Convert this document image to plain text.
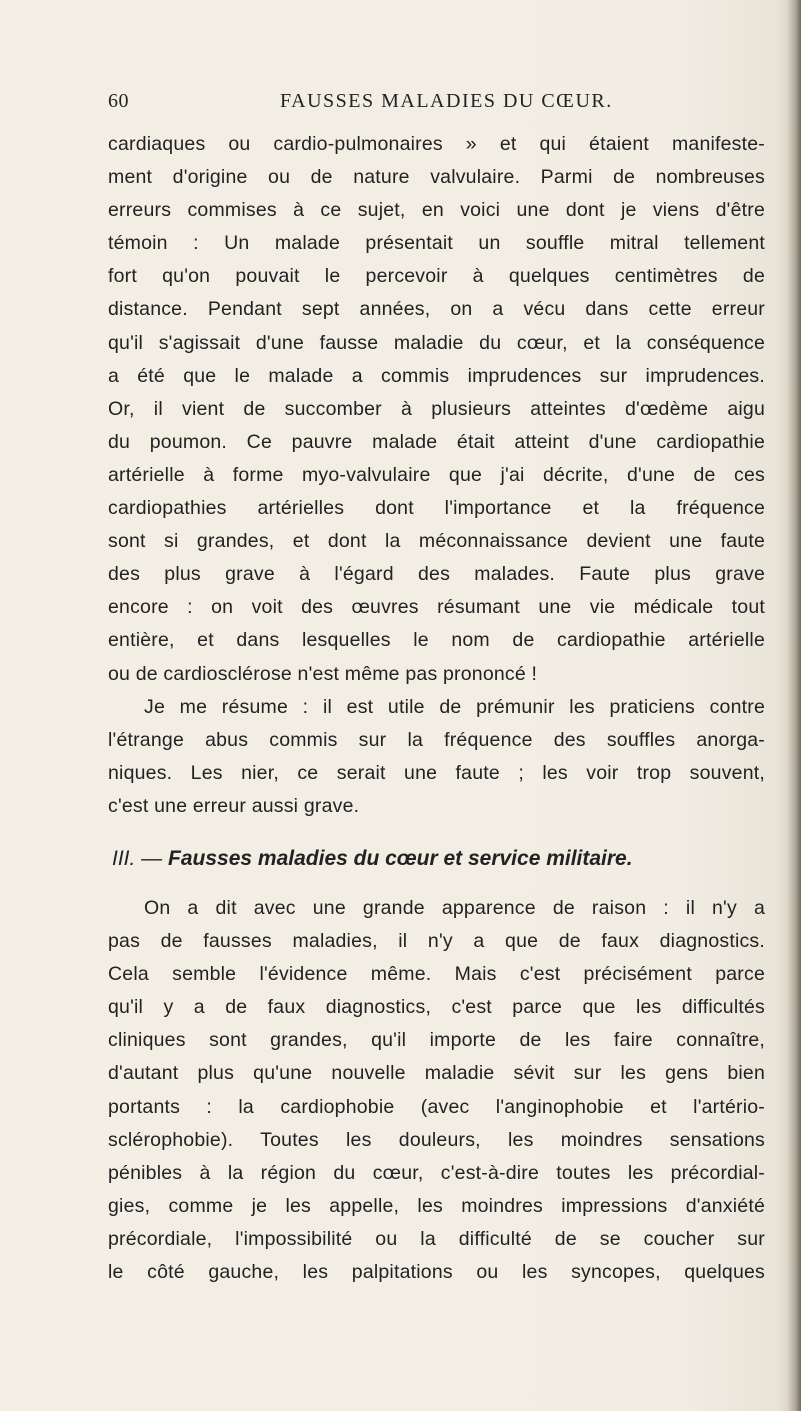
60	FAUSSES MALADIES DU CŒUR.
cardiaques ou cardio-pulmonaires » et qui étaient manifeste-
ment d'origine ou de nature valvulaire. Parmi de nombreuses
erreurs commises à ce sujet, en voici une dont je viens d'être
témoin : Un malade présentait un souffle mitral tellement
fort qu'on pouvait le percevoir à quelques centimètres de
distance. Pendant sept années, on a vécu dans cette erreur
qu'il s'agissait d'une fausse maladie du cœur, et la conséquence
a été que le malade a commis imprudences sur imprudences.
Or, il vient de succomber à plusieurs atteintes d'œdème aigu
du poumon. Ce pauvre malade était atteint d'une cardiopathie
artérielle à forme myo-valvulaire que j'ai décrite, d'une de ces
cardiopathies artérielles dont l'importance et la fréquence
sont si grandes, et dont la méconnaissance devient une faute
des plus grave à l'égard des malades. Faute plus grave
encore : on voit des œuvres résumant une vie médicale tout
entière, et dans lesquelles le nom de cardiopathie artérielle
ou de cardiosclérose n'est même pas prononcé !
Je me résume : il est utile de prémunir les praticiens contre
l'étrange abus commis sur la fréquence des souffles anorga-
niques. Les nier, ce serait une faute ; les voir trop souvent,
c'est une erreur aussi grave.
III. — Fausses maladies du cœur et service militaire.
On a dit avec une grande apparence de raison : il n'y a
pas de fausses maladies, il n'y a que de faux diagnostics.
Cela semble l'évidence même. Mais c'est précisément parce
qu'il y a de faux diagnostics, c'est parce que les difficultés
cliniques sont grandes, qu'il importe de les faire connaître,
d'autant plus qu'une nouvelle maladie sévit sur les gens bien
portants : la cardiophobie (avec l'anginophobie et l'artério-
sclérophobie). Toutes les douleurs, les moindres sensations
pénibles à la région du cœur, c'est-à-dire toutes les précordial-
gies, comme je les appelle, les moindres impressions d'anxiété
précordiale, l'impossibilité ou la difficulté de se coucher sur
le côté gauche, les palpitations ou les syncopes, quelques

------------------------------------

### [TASK REQUIREMENTS]
Repeat all the records above exactly, leaving out any pictures.

### [RESPONSE]
Convert this document image to plain text.
60	FAUSSES MALADIES DU CŒUR.
cardiaques ou cardio-pulmonaires » et qui étaient manifeste-
ment d'origine ou de nature valvulaire. Parmi de nombreuses
erreurs commises à ce sujet, en voici une dont je viens d'être
témoin : Un malade présentait un souffle mitral tellement
fort qu'on pouvait le percevoir à quelques centimètres de
distance. Pendant sept années, on a vécu dans cette erreur
qu'il s'agissait d'une fausse maladie du cœur, et la conséquence
a été que le malade a commis imprudences sur imprudences.
Or, il vient de succomber à plusieurs atteintes d'œdème aigu
du poumon. Ce pauvre malade était atteint d'une cardiopathie
artérielle à forme myo-valvulaire que j'ai décrite, d'une de ces
cardiopathies artérielles dont l'importance et la fréquence
sont si grandes, et dont la méconnaissance devient une faute
des plus grave à l'égard des malades. Faute plus grave
encore : on voit des œuvres résumant une vie médicale tout
entière, et dans lesquelles le nom de cardiopathie artérielle
ou de cardiosclérose n'est même pas prononcé !
Je me résume : il est utile de prémunir les praticiens contre
l'étrange abus commis sur la fréquence des souffles anorga-
niques. Les nier, ce serait une faute ; les voir trop souvent,
c'est une erreur aussi grave.
III. — Fausses maladies du cœur et service militaire.
On a dit avec une grande apparence de raison : il n'y a
pas de fausses maladies, il n'y a que de faux diagnostics.
Cela semble l'évidence même. Mais c'est précisément parce
qu'il y a de faux diagnostics, c'est parce que les difficultés
cliniques sont grandes, qu'il importe de les faire connaître,
d'autant plus qu'une nouvelle maladie sévit sur les gens bien
portants : la cardiophobie (avec l'anginophobie et l'artério-
sclérophobie). Toutes les douleurs, les moindres sensations
pénibles à la région du cœur, c'est-à-dire toutes les précordial-
gies, comme je les appelle, les moindres impressions d'anxiété
précordiale, l'impossibilité ou la difficulté de se coucher sur
le côté gauche, les palpitations ou les syncopes, quelques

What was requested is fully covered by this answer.